TO BE DONE:
**A.** In the text on getting money out of China, why can transactions that were routinely approved before suddenly run into trouble? Explain in one to three sentences.
**B.** Repeat the passage of the text on getting money out of China word for word, starting at "Companies often contact" and ending at "not let them.".
**C.** According to the text on getting money out of China, who reviews every conversion and remittance?

DOCUMENT:
----------

Companies often contact our China lawyers on “how to get money out of China”. These questions usually arise from a Chinese entity purchasing assets like real estate or stock and other securities and then failing to perform on its deal payment obligations. The Chinese side claims it wants to pay, but the Chinese government will not let them.
This problem is not limited to high value asset transactions. This common situation results from a more general issue that arises with doing business in China: every payment made from China must be approved. That is, it is not just large sum foreign investments that must be approved. Every remittance, no matter how small and no matter how routine, must be approved prior to remittance from China.
Approval is not automatic. Every remittance from China requires conversion from RMB to dollars or to some other foreign currency. The Chinese foreign exchange bank works with the local tax and other authorities to review every conversion and remittance. All payments from China are reviewed by the foreign exchange bank and it is never certain what the bank will decide.
When the Chinese government decides to limit outflows of currency, transactions that have been routinely approved in the past can suddenly become problematic. Delays occur, new taxes and fees are imposed, and in some cases payment is denied. There is payment risk for every payment made from China.

----------

SOURCE MATERIAL:
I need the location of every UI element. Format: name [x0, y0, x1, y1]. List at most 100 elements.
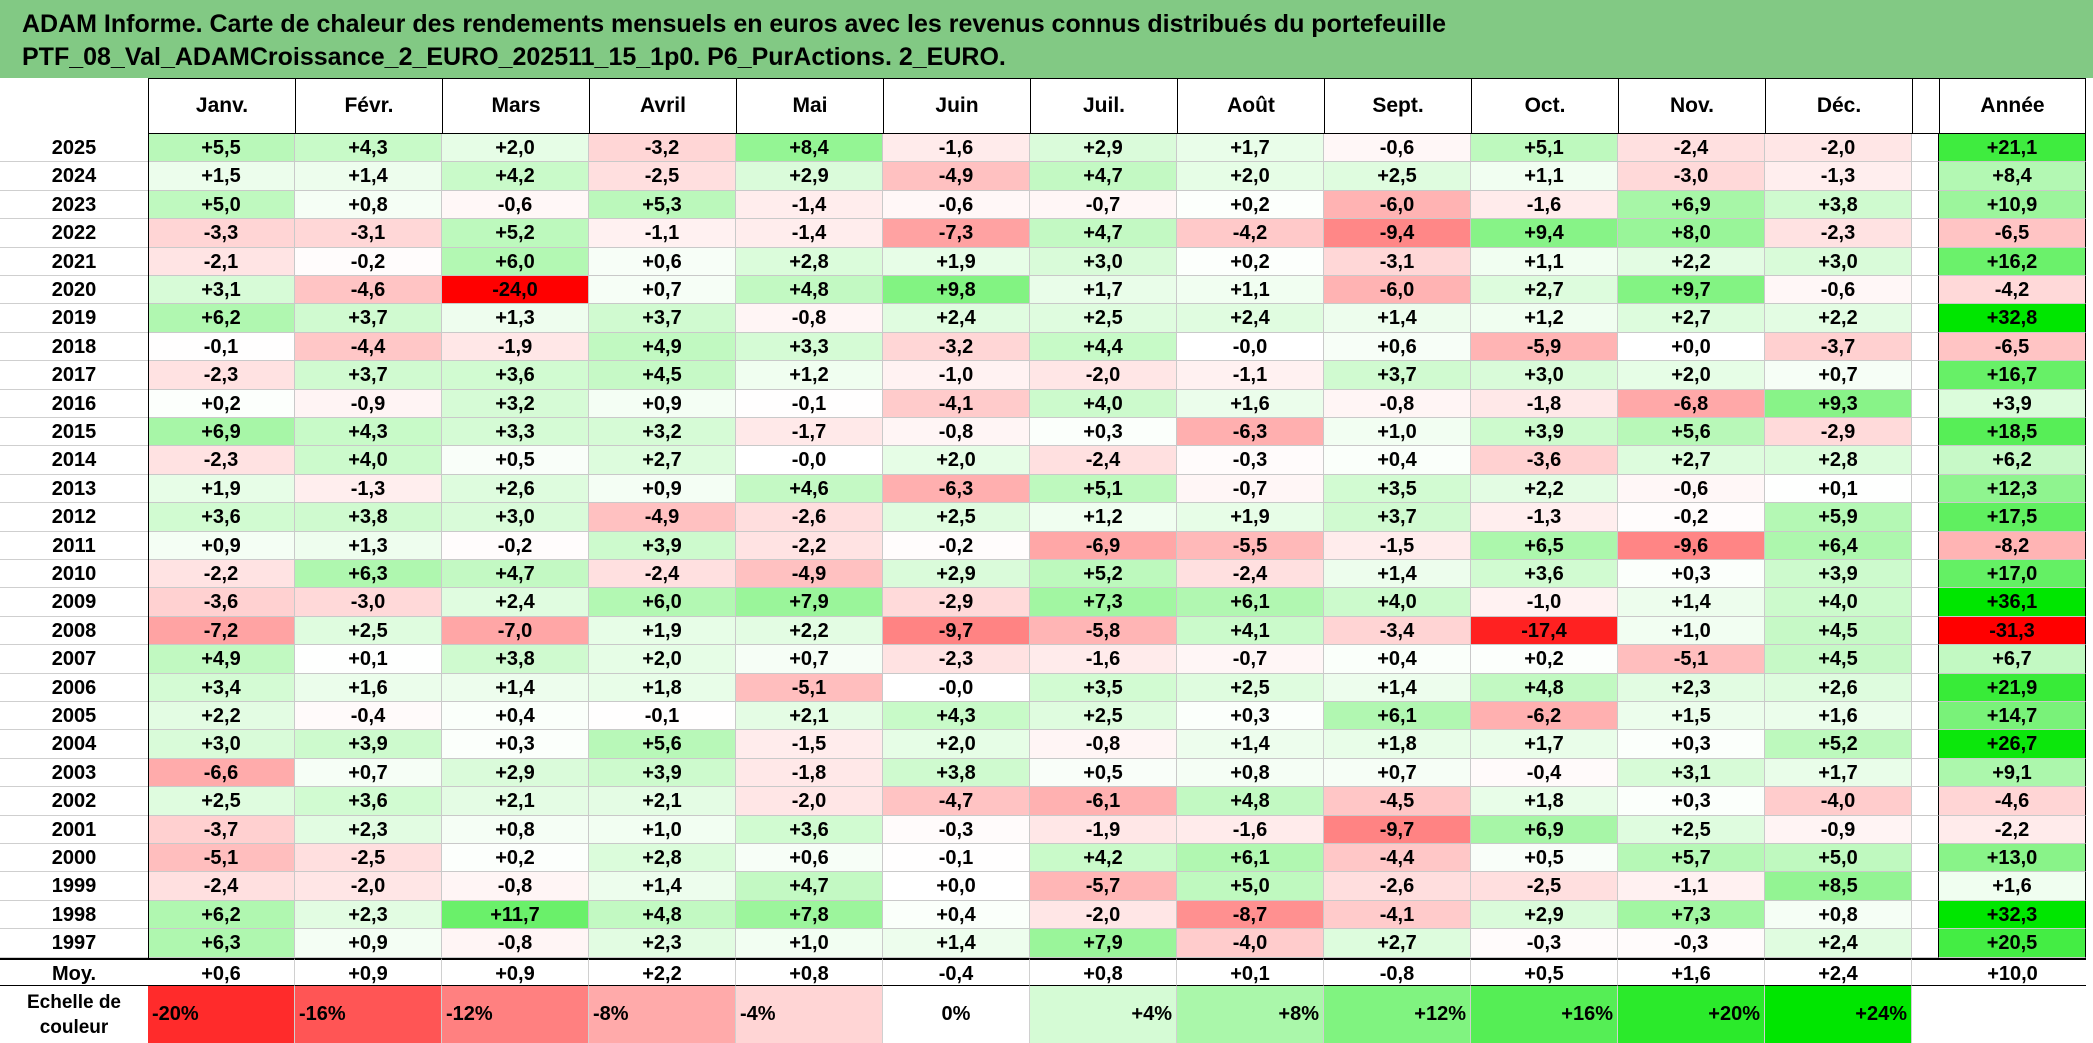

----------

ANSWERS FOR THIS EXERCISE:
**A.** The Chinese government may decide to limit outflows of currency. When it does, payments that used to be approved can face delays or new taxes and fees, and some are denied.

**B.**
Companies often contact our China lawyers on “how to get money out of China”. These questions usually arise from a Chinese entity purchasing assets like real estate or stock and other securities and then failing to perform on its deal payment obligations. The Chinese side claims it wants to pay, but the Chinese government will not let them.

**C.** The Chinese foreign exchange bank, working with the local tax and other authorities.